**EXERCISE DESCRIPTION:**
Determine how many lines in the entries below include "Kaçırma". The reply should be that number and nothing else.

**GIVEN ENTRIES:**
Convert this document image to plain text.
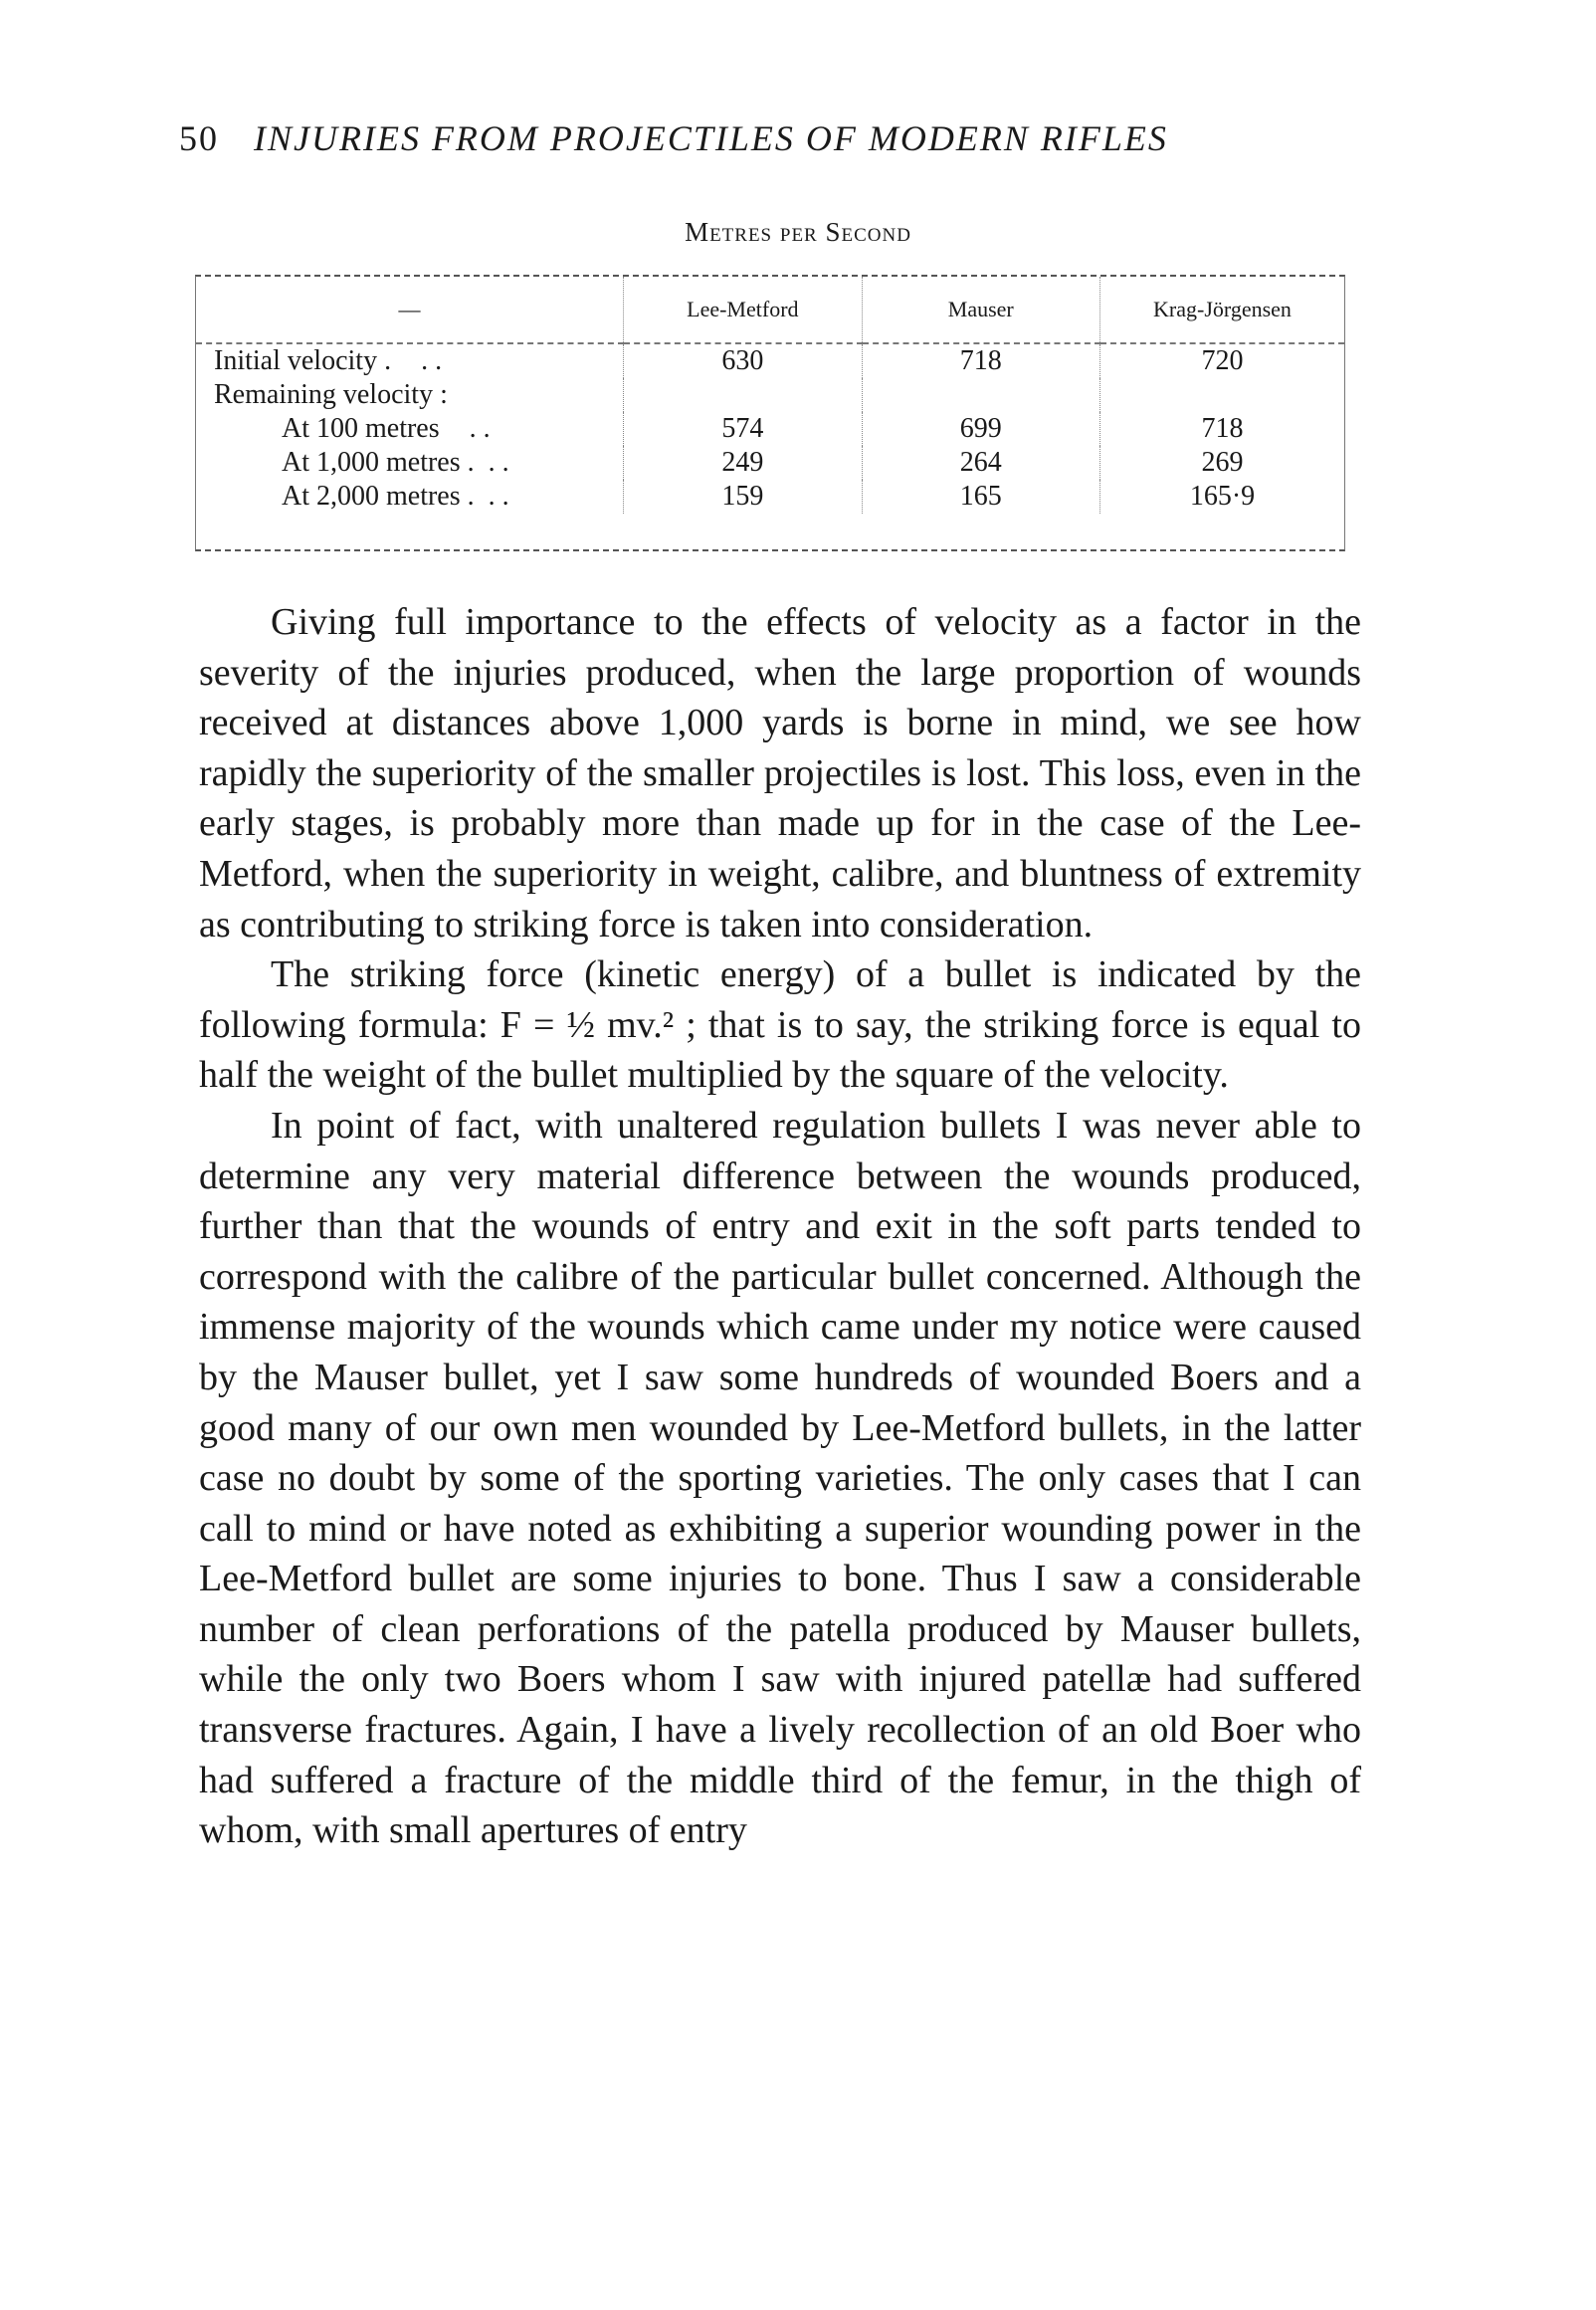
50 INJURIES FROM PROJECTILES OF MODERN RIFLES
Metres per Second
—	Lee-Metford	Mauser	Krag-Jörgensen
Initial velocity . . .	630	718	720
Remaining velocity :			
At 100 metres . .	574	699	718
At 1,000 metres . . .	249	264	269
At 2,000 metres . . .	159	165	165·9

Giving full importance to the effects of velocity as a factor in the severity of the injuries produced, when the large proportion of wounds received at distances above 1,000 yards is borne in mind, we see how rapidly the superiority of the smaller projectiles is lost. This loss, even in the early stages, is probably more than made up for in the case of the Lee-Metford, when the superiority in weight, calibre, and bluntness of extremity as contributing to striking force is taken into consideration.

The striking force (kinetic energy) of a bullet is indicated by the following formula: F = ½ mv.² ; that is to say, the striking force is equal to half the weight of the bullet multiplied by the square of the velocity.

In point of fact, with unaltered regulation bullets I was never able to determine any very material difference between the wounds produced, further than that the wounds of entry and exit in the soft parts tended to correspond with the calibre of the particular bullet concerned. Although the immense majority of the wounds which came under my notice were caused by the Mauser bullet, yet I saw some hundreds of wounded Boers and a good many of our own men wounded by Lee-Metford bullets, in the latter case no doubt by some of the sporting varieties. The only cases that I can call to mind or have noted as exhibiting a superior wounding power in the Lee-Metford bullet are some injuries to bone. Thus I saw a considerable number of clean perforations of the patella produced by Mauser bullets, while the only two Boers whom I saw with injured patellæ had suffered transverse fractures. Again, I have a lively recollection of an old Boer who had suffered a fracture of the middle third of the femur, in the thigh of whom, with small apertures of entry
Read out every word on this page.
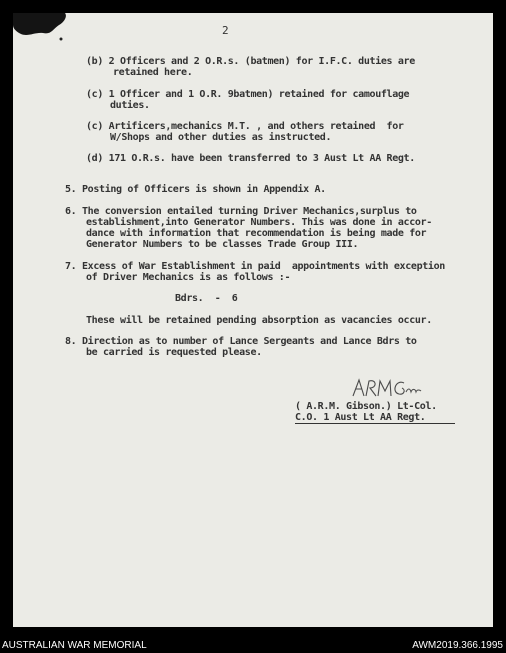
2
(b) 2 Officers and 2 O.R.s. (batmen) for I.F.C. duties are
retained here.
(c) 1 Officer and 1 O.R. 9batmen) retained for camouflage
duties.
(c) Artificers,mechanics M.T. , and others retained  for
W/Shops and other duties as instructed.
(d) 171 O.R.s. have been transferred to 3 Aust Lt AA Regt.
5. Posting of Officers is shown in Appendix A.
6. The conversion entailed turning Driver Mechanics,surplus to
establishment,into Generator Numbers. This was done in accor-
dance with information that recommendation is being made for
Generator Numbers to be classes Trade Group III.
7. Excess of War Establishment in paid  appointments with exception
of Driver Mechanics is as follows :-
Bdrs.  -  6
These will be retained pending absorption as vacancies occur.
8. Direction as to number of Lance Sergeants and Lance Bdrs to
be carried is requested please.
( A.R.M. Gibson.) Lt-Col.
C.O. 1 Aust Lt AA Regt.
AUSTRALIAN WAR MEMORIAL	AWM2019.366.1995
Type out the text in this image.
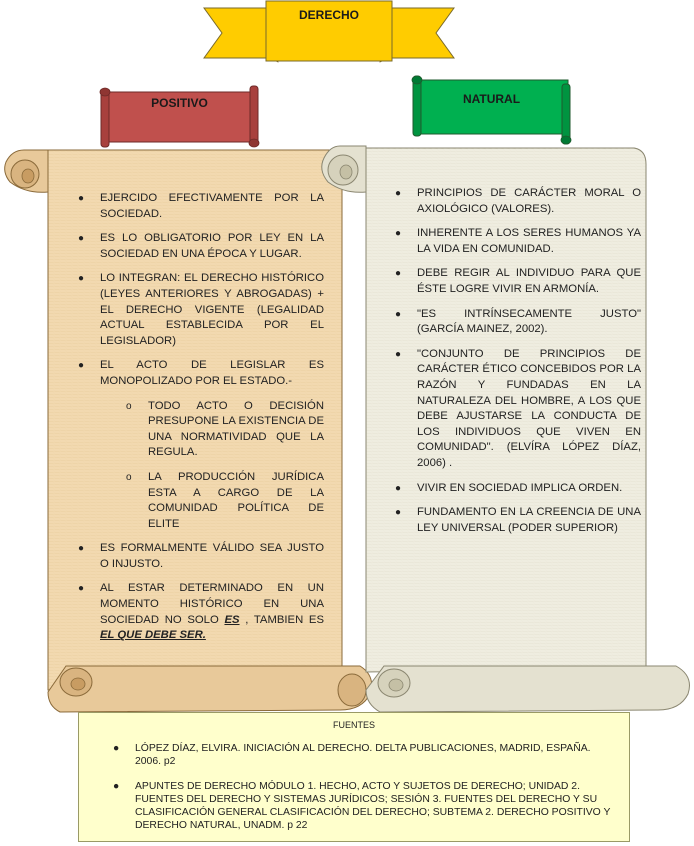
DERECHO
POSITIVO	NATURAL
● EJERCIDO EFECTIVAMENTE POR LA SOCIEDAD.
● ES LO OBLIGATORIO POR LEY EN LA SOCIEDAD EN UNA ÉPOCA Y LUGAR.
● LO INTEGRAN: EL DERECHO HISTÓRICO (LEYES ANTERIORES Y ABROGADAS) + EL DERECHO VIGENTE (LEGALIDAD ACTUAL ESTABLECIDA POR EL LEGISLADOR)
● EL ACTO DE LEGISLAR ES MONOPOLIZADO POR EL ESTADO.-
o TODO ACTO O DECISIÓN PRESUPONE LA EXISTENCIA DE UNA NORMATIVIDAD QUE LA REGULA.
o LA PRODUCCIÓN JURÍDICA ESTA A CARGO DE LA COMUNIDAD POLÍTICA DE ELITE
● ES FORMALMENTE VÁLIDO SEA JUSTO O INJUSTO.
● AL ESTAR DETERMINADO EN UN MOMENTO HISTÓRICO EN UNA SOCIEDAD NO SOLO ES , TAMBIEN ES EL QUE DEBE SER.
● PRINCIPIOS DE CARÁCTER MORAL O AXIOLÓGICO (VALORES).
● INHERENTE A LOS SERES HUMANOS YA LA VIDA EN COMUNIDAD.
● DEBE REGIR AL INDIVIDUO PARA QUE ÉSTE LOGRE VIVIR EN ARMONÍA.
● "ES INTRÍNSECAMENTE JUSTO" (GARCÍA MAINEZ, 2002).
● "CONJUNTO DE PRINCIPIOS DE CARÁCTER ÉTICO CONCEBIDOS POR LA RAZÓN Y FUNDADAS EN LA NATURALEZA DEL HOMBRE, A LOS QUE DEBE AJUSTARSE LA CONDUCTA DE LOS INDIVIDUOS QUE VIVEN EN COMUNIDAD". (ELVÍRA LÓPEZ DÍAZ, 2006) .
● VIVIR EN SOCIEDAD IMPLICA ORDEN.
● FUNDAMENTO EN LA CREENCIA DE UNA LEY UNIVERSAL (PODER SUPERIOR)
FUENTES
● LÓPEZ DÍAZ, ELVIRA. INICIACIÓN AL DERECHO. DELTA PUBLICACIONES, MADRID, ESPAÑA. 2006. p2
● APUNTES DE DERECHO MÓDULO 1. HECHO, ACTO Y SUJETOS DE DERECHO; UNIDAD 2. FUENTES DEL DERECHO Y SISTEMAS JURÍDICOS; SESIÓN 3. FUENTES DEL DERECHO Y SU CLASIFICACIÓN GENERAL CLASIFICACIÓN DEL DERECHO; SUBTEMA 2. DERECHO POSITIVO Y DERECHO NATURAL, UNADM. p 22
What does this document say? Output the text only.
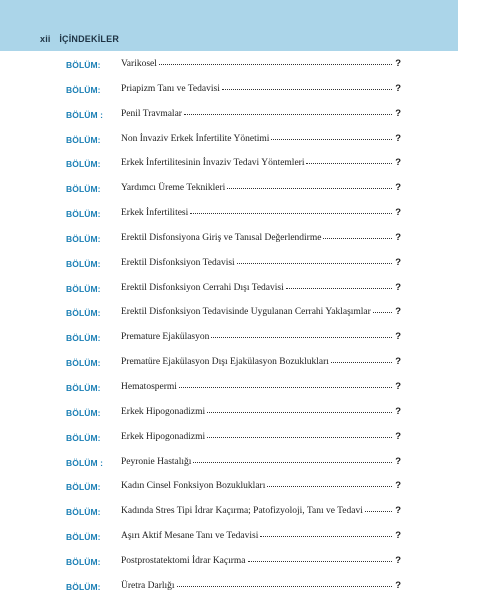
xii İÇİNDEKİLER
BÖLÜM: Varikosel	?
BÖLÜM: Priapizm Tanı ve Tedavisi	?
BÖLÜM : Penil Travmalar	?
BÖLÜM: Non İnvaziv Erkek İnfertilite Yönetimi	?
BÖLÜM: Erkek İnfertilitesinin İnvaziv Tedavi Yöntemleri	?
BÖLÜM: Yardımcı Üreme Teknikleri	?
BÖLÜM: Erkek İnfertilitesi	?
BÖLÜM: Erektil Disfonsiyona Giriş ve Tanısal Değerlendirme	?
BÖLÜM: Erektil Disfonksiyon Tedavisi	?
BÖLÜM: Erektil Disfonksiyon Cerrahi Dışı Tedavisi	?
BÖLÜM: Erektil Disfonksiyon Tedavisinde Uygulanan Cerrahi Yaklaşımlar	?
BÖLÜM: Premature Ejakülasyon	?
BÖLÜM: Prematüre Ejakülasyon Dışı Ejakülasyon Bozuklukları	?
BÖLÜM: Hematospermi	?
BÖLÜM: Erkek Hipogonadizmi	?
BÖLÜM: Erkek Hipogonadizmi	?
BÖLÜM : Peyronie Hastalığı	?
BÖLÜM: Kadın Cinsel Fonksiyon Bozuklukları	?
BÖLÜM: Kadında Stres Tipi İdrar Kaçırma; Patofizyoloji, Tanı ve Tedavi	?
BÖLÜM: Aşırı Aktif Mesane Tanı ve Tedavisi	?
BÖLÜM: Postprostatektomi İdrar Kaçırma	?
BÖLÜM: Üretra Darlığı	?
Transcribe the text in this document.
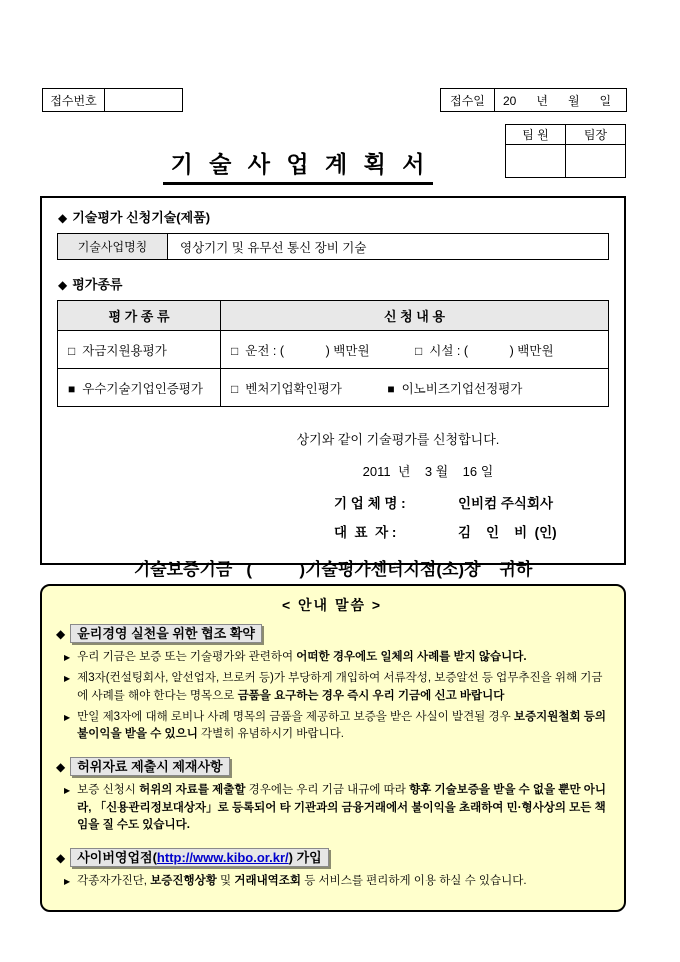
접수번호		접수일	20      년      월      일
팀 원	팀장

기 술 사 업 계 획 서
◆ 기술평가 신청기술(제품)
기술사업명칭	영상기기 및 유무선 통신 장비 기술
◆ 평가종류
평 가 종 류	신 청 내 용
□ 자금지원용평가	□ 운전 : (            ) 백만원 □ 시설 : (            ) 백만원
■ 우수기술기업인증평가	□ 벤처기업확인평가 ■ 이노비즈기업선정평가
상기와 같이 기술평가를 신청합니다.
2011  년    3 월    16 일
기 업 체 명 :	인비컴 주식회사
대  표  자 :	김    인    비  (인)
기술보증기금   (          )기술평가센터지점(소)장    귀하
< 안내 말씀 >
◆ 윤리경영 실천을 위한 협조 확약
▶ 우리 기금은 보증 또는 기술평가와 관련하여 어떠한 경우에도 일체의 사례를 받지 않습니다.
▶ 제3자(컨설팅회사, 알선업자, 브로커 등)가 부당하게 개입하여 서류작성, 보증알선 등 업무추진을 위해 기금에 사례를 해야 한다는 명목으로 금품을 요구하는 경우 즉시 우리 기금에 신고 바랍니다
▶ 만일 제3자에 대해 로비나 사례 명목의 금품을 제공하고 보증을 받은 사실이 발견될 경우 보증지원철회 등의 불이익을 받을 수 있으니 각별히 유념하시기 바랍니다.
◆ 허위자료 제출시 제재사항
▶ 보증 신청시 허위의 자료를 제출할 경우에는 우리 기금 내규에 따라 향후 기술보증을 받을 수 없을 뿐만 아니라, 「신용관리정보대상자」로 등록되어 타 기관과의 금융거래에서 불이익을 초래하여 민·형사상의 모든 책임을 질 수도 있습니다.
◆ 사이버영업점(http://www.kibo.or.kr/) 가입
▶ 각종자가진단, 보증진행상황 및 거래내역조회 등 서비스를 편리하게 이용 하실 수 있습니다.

**RESPONSE FOR THIS EXERCISE:**
2